* Task
Every record below should be written out exactly; pictures stay out.
[BEGIN Records for the task]
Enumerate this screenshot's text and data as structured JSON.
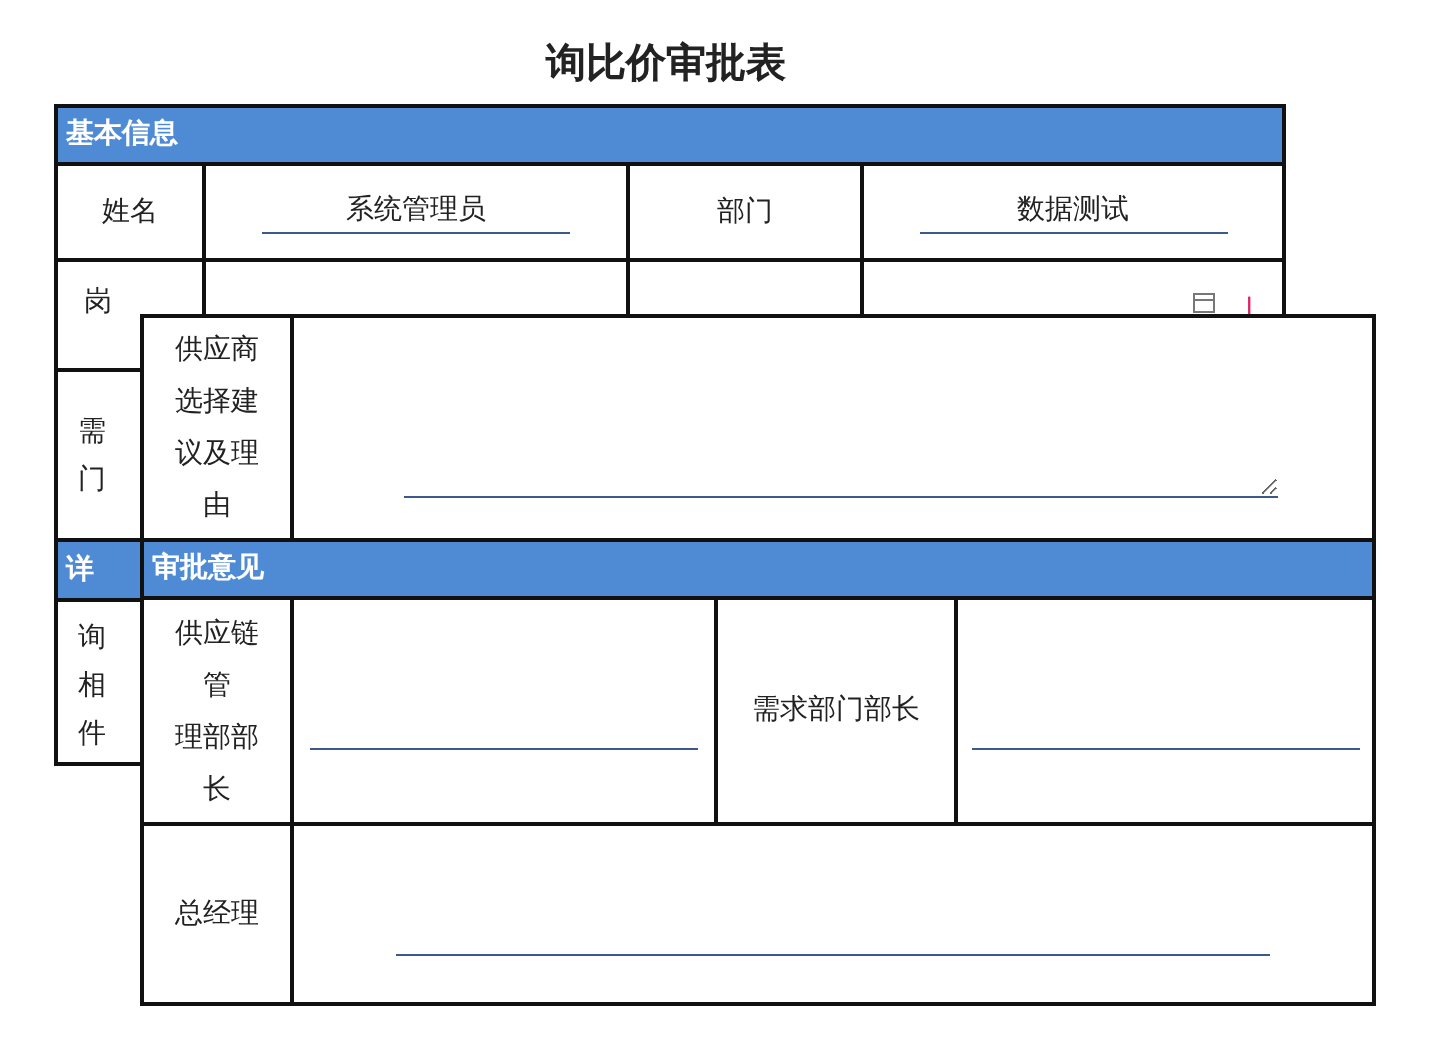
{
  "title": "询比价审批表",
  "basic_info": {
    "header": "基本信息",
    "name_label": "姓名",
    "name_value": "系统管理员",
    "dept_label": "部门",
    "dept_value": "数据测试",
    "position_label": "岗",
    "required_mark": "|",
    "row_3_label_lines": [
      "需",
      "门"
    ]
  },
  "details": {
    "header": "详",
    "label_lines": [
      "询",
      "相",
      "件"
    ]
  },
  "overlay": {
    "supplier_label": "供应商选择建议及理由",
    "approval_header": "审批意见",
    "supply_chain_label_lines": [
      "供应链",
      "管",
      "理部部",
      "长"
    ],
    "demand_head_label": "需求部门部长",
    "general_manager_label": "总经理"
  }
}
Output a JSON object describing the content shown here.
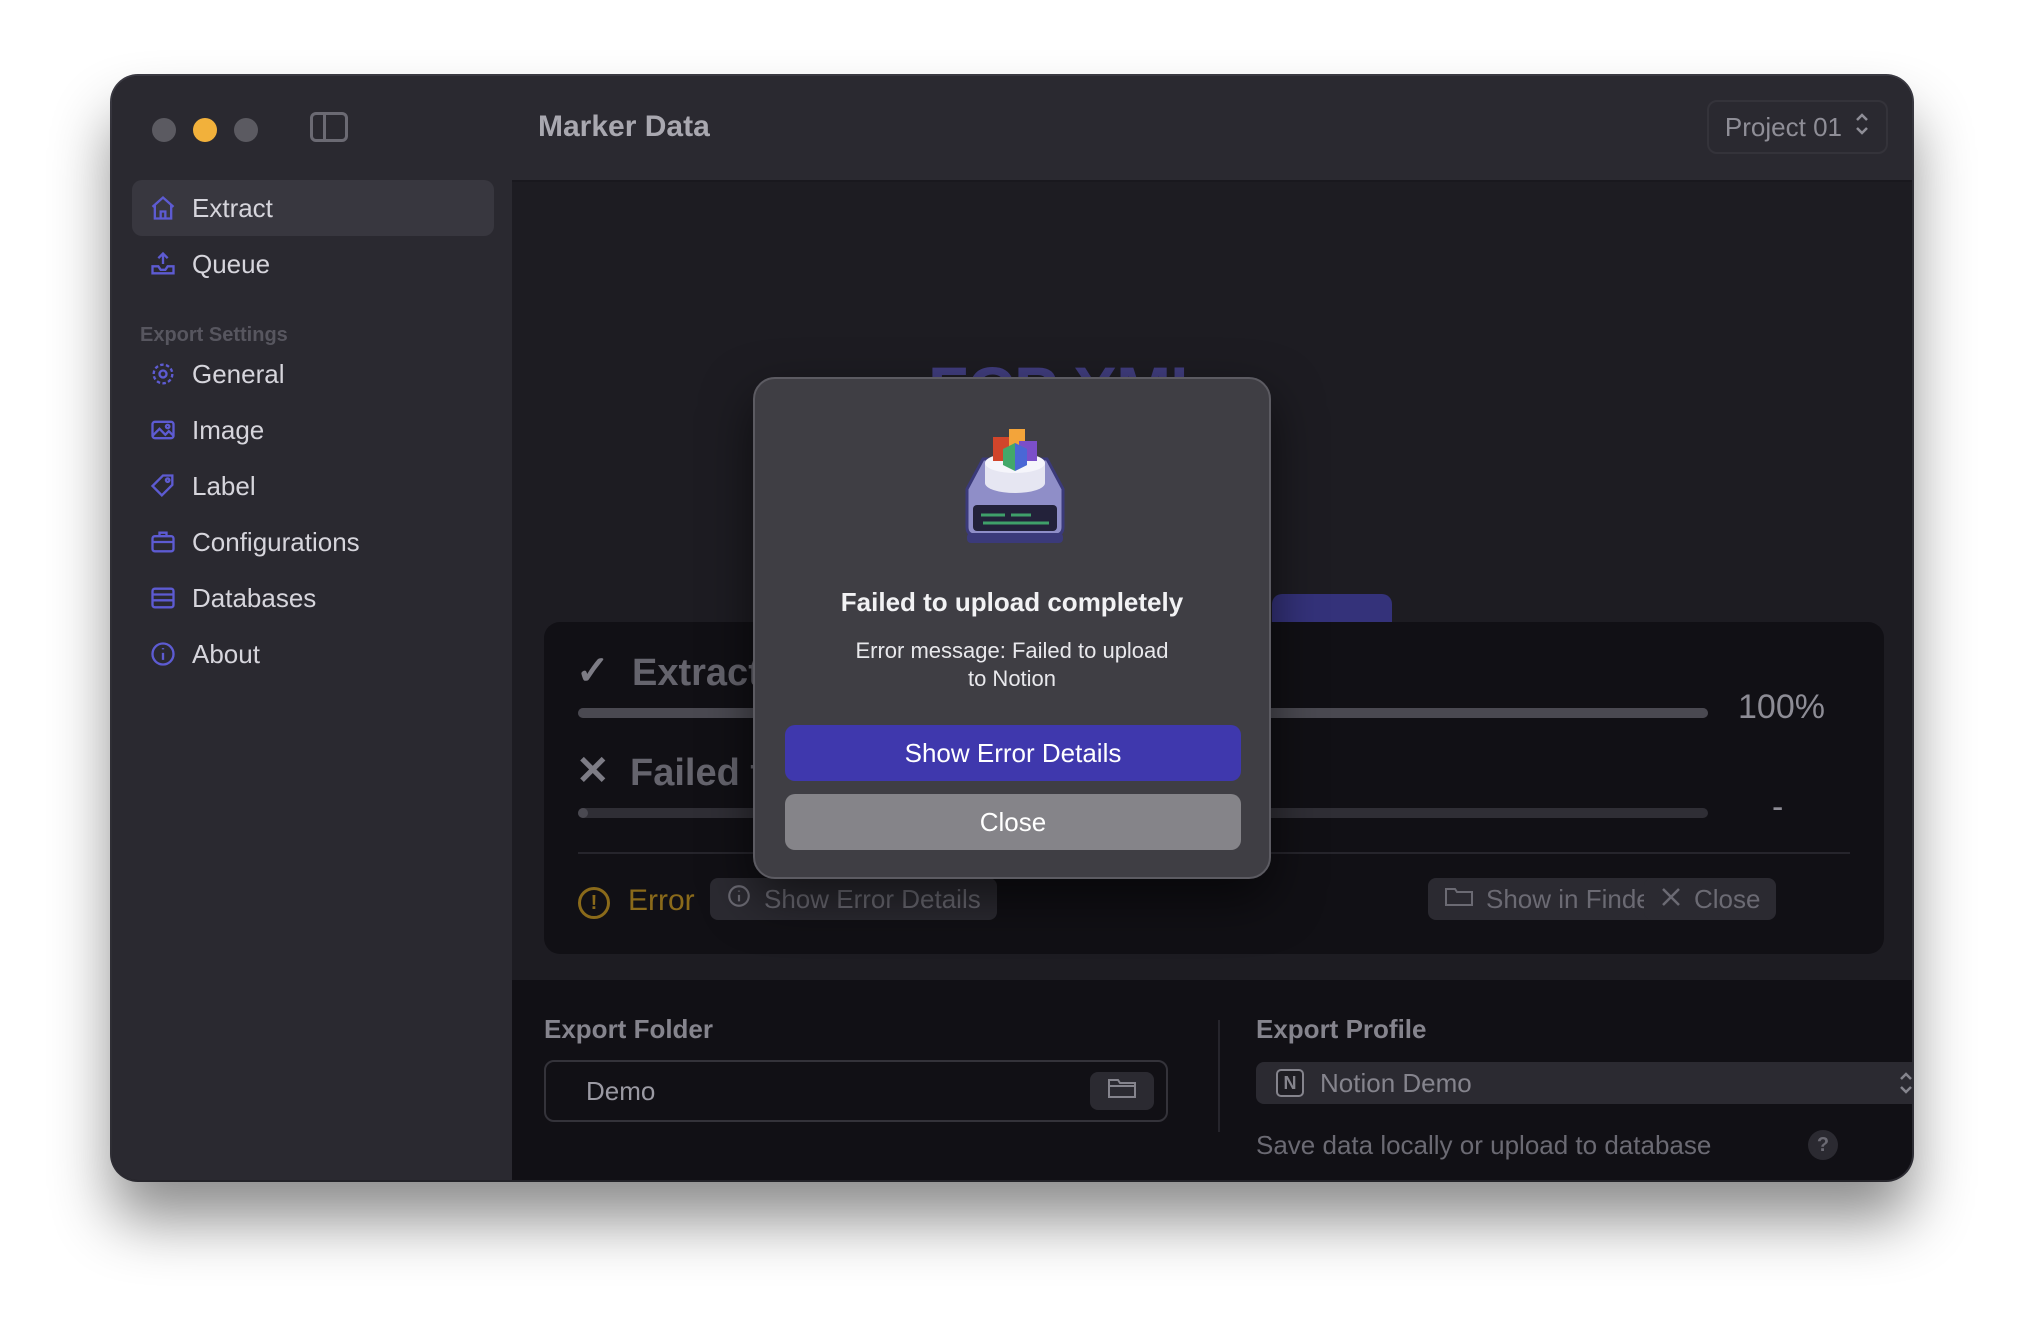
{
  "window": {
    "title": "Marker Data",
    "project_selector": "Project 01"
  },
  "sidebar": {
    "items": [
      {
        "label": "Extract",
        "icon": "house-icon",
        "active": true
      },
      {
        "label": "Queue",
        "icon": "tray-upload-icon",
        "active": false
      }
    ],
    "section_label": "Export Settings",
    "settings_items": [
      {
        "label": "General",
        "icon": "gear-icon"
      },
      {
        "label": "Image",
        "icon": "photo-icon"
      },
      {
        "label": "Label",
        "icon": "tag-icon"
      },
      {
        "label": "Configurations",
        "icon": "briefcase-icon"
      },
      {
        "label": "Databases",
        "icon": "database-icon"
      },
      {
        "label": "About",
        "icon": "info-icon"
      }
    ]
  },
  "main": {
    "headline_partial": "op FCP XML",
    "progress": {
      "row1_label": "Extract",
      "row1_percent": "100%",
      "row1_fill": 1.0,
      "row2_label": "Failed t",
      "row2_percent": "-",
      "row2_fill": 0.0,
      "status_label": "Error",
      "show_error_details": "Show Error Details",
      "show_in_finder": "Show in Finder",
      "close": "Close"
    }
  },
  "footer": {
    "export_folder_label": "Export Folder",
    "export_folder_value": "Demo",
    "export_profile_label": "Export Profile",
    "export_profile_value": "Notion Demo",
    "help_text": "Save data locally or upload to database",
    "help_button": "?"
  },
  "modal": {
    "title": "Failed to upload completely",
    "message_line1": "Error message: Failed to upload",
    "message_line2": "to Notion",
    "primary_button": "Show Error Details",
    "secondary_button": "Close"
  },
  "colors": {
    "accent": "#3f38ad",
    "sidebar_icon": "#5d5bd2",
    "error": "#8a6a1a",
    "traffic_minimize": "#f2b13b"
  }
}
[END Records for the task]
* Solution for this problem
Enumerate this screenshot's text and data as structured JSON.
{
  "title": "询比价审批表",
  "basic_info": {
    "header": "基本信息",
    "name_label": "姓名",
    "name_value": "系统管理员",
    "dept_label": "部门",
    "dept_value": "数据测试",
    "position_label": "岗",
    "required_mark": "|",
    "row_3_label_lines": [
      "需",
      "门"
    ]
  },
  "details": {
    "header": "详",
    "label_lines": [
      "询",
      "相",
      "件"
    ]
  },
  "overlay": {
    "supplier_label": "供应商选择建议及理由",
    "approval_header": "审批意见",
    "supply_chain_label_lines": [
      "供应链",
      "管",
      "理部部",
      "长"
    ],
    "demand_head_label": "需求部门部长",
    "general_manager_label": "总经理"
  }
}
Output a JSON object describing the content shown here.
{
  "window": {
    "title": "Marker Data",
    "project_selector": "Project 01"
  },
  "sidebar": {
    "items": [
      {
        "label": "Extract",
        "icon": "house-icon",
        "active": true
      },
      {
        "label": "Queue",
        "icon": "tray-upload-icon",
        "active": false
      }
    ],
    "section_label": "Export Settings",
    "settings_items": [
      {
        "label": "General",
        "icon": "gear-icon"
      },
      {
        "label": "Image",
        "icon": "photo-icon"
      },
      {
        "label": "Label",
        "icon": "tag-icon"
      },
      {
        "label": "Configurations",
        "icon": "briefcase-icon"
      },
      {
        "label": "Databases",
        "icon": "database-icon"
      },
      {
        "label": "About",
        "icon": "info-icon"
      }
    ]
  },
  "main": {
    "headline_partial": "op FCP XML",
    "progress": {
      "row1_label": "Extract",
      "row1_percent": "100%",
      "row1_fill": 1.0,
      "row2_label": "Failed t",
      "row2_percent": "-",
      "row2_fill": 0.0,
      "status_label": "Error",
      "show_error_details": "Show Error Details",
      "show_in_finder": "Show in Finder",
      "close": "Close"
    }
  },
  "footer": {
    "export_folder_label": "Export Folder",
    "export_folder_value": "Demo",
    "export_profile_label": "Export Profile",
    "export_profile_value": "Notion Demo",
    "help_text": "Save data locally or upload to database",
    "help_button": "?"
  },
  "modal": {
    "title": "Failed to upload completely",
    "message_line1": "Error message: Failed to upload",
    "message_line2": "to Notion",
    "primary_button": "Show Error Details",
    "secondary_button": "Close"
  },
  "colors": {
    "accent": "#3f38ad",
    "sidebar_icon": "#5d5bd2",
    "error": "#8a6a1a",
    "traffic_minimize": "#f2b13b"
  }
}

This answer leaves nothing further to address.